_WHAT YOU NEED TO DO_
a) Reproduce the section of the interview about The Book of One from "Is your forthcoming" to "you're working on?".
b) Condense the paragraph of the interview about The Book of One that begins "While almost all of the traditional work" into a bulleted list that keeps its main facts.

---- PASSAGE FOR REVIEW

Prints from The Book of One
What are your plans for promoting The Book of One?
Mostly grass roots promotionmy own efforts and the help of my friends. This project is very dependent on word of mouth. I will be asking anyone with a copy to show it around, and anyone with a genuine interest to spread the word, link to the book's webpage, bring it up in IM conversations, and anything else we can think of.
Can you tell us about your publisher, WorldForge Press?
WorldForge Press was founded by *
soma and myself to print and publish fantasy, science fiction, horror, and speculative fiction authors and artists. We really believe that the best fiction is something that needs to be felt in order to be understood: haunting and visceral, like a dream that refuses to leave upon waking.
The Book of One is WorldForge's flagship publication, with at least two more scheduled to follow by early 2008.
From your gallery, it appears you work with many artistic mediums. Can you give us an overview of the types of art you do?
My work has always splashed around in the uncharted waters between digital and traditional mediums, a sort of hybrid effort meant to employ the advantages of each. Translating the scrap paper illustrations to a digital format created a set of iconic elements that remain evident in my recent work. My other hybrid art tends to be more colourful, and usually involves taking a pencil-drawn object, fleshing it out, and placing it in a more three dimensional and heavily-atmospheric setting. I have done a number of collaborations in that vein with *
soma which can be seen in our respective galleries.
While almost all of the traditional work I do suffers some amount of postproduction on the computer, I have used a number of different mediums. As a self-described world builder, I am compelled to create, so usually this finds me employing whatever I can get my hands on. Materials include: mechanical pencils, copy paper, Paint Shop Pro, digital text, oil paints, old books, a graphics tablet, computer paper, newspaper, gel ink, my blood, Super Sculpey, a digital still camera, the clone tool, Play-Doh, photoset mosaics, wood, Microsoft Paint, small animal skulls, permanent marker, the human body as a canvas, and moist beach sand.
A digital painting, a collaboration with *soma, a traditional drawing
Do you find that one form of art comes easier to you than others? Or is one more difficult?
I default to pencil on copy paper, or pen on scrap paper. I use the clone tool in Paint Shop Pro as a peculiar sort of paintbrush, along with the push tool, both of which seem to function differently there than in Photoshop. These make up the bulk of the texture and atmosphere in my hybrid and digital work. Sculpting, which I don't do enough of, comes easily to me.
I would consider oil painting to be the most difficult medium of everything I've tried, though it tends to be among the most rewarding.
Is your forthcoming second graphic novel, The Aidenus, a sequel or a separate work?
It borrows several visual cues from
The Book of One, as their origins are similar, but
The Aidenus will be presented in a different format, and tells a different story.
You sound like a busy man. Is there anything else you're working on?
Generally speaking, if I currently have a pulse, then I am probably working on something. More or less everything I do is rooted in the make-believe cosmological model known as MAR/XOR. The immense palette provides me with unlimited storytelling capacity, while giving me a network of common threads; anything I come up with can be placed somewhere in relation to something else.
More specifically, as
The Aidenus is a retelling of the extemporal First War of Heaven, most of my creative bandwidth this summer has been directed towards what will be continuations or further explorations of that tale.

--------
---- GIVEN INFORMATION

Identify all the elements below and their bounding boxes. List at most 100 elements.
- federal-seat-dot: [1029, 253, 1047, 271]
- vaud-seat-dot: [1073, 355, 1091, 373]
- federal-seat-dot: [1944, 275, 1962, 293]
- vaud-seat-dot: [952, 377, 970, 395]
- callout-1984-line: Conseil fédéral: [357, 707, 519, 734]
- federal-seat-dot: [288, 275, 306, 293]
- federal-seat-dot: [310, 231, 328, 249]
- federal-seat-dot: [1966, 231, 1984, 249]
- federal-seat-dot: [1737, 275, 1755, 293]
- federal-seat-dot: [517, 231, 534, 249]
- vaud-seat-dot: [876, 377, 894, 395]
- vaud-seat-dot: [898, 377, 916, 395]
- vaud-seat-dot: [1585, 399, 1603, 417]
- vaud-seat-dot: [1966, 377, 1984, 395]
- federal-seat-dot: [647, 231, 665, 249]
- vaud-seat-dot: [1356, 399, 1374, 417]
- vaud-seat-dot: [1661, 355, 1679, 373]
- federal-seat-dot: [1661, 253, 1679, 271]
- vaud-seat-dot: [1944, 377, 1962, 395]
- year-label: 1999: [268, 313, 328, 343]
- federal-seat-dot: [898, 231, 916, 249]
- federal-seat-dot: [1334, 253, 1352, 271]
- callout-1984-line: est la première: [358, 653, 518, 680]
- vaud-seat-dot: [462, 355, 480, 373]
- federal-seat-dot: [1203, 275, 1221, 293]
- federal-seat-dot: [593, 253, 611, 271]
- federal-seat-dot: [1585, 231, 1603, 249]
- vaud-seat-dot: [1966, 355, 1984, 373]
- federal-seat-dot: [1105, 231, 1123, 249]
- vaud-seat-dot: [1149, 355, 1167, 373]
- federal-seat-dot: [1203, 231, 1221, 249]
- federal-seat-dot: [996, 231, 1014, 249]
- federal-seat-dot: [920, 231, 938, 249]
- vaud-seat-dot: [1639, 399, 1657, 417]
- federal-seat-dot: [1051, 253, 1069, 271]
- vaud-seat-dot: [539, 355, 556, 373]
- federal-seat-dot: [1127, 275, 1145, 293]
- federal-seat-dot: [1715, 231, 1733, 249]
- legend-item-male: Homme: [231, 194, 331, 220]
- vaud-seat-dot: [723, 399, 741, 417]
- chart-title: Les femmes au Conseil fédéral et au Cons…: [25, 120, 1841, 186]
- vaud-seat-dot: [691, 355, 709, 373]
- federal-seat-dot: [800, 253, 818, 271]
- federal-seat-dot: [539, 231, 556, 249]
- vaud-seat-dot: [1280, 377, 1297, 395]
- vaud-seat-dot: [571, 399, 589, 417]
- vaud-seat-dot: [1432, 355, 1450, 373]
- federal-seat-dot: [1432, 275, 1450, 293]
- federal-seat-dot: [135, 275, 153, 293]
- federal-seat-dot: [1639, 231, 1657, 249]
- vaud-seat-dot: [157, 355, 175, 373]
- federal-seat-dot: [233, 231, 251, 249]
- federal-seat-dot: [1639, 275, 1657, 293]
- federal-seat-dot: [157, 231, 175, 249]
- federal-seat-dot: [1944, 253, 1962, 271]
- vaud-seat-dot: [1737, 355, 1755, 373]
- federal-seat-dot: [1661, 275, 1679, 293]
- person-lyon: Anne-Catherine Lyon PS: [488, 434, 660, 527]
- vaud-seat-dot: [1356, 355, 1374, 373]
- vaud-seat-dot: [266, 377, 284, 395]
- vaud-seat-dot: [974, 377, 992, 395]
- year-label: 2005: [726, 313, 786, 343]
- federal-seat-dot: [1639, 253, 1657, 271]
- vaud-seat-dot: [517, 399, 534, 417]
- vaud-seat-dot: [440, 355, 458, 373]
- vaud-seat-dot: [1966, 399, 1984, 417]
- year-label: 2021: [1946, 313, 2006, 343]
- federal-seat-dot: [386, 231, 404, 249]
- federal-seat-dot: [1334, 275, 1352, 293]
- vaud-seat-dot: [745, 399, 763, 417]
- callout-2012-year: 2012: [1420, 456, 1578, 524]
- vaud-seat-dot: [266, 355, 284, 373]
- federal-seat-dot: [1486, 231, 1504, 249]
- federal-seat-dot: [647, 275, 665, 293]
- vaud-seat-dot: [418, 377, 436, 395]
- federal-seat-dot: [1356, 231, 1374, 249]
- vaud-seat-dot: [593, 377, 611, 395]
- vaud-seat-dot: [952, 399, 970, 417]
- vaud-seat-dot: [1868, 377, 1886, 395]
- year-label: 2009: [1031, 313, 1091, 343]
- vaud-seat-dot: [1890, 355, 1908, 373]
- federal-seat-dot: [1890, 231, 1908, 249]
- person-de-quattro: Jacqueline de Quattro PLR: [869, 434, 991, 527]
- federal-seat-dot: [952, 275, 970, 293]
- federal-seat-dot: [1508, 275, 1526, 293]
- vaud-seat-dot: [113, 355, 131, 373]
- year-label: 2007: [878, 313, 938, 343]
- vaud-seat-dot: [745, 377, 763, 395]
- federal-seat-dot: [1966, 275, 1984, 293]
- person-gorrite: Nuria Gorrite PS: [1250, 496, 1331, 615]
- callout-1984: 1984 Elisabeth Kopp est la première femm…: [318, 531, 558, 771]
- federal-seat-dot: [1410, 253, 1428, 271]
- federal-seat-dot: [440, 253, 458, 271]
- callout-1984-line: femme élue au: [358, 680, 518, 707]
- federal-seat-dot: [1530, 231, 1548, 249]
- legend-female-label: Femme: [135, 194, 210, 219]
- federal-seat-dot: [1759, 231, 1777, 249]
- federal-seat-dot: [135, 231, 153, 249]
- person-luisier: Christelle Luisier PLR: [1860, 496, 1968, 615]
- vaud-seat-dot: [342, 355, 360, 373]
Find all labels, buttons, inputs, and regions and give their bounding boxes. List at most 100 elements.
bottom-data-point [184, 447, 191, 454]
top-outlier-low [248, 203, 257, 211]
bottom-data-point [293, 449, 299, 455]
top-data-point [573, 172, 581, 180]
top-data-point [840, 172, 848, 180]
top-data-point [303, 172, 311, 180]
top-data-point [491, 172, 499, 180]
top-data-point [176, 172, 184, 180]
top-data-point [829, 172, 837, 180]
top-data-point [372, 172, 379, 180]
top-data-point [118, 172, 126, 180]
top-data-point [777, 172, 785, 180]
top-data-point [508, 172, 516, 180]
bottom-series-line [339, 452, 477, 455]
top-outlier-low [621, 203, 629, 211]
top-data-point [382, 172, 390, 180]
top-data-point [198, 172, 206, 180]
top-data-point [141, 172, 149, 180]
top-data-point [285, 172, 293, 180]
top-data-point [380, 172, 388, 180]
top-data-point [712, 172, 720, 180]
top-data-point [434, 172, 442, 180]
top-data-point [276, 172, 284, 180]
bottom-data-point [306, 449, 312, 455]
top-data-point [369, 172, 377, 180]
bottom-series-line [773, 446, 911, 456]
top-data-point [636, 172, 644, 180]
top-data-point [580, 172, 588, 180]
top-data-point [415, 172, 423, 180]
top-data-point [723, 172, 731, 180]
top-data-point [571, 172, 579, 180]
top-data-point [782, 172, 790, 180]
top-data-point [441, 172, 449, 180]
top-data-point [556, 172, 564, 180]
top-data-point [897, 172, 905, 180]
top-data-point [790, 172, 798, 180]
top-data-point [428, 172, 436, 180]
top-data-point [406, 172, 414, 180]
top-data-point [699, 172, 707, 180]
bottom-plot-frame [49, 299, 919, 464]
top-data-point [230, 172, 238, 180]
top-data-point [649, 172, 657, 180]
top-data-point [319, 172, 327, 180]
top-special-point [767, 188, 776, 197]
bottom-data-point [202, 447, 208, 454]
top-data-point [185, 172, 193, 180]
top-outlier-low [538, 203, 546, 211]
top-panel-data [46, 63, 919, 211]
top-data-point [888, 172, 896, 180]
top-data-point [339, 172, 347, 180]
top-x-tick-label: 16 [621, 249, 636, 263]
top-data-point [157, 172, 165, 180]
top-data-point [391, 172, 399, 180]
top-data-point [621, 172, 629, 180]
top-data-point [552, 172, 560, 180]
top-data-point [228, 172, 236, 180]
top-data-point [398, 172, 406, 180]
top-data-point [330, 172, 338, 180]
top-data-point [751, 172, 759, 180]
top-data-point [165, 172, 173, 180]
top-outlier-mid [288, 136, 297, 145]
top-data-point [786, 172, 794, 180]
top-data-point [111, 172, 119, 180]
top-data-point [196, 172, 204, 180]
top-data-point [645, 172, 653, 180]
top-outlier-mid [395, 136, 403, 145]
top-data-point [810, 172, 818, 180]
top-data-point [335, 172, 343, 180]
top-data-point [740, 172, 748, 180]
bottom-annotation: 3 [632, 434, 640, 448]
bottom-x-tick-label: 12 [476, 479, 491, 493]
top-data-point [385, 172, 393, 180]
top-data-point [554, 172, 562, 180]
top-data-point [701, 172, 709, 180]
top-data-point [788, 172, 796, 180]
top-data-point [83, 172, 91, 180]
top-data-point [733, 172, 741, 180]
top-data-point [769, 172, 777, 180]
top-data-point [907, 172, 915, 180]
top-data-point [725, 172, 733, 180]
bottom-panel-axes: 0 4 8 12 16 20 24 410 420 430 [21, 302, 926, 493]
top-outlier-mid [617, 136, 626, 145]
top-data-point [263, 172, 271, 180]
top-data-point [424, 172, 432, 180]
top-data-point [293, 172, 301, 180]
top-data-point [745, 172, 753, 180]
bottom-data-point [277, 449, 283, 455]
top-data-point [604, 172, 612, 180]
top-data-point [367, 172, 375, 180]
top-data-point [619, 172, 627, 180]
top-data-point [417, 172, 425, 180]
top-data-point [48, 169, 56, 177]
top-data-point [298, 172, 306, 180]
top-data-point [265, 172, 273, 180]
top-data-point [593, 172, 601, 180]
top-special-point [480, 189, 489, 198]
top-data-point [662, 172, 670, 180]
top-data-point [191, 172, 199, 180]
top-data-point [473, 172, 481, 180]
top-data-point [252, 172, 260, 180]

--------

_SOLUTIONS BY TASK_
a)
Is your forthcoming second graphic novel, The Aidenus, a sequel or a separate work?
It borrows several visual cues from
The Book of One, as their origins are similar, but
The Aidenus will be presented in a different format, and tells a different story.
You sound like a busy man. Is there anything else you're working on?

b)
- Almost all traditional work receives some postproduction on the computer.
- Many different mediums have been used.
- As a self-described world builder compelled to create, the artist usually uses whatever materials are at hand.
- Drawing and writing tools: mechanical pencils, gel ink, permanent marker.
- Paper-based materials: copy paper, computer paper, newspaper, old books.
- Digital tools: Paint Shop Pro, Microsoft Paint, the clone tool, a graphics tablet, a digital still camera, digital text, photoset mosaics.
- Painting and sculpting materials: oil paints, Super Sculpey, Play-Doh.
- Other materials: wood, small animal skulls, moist beach sand, the artist's own blood, and the human body as a canvas.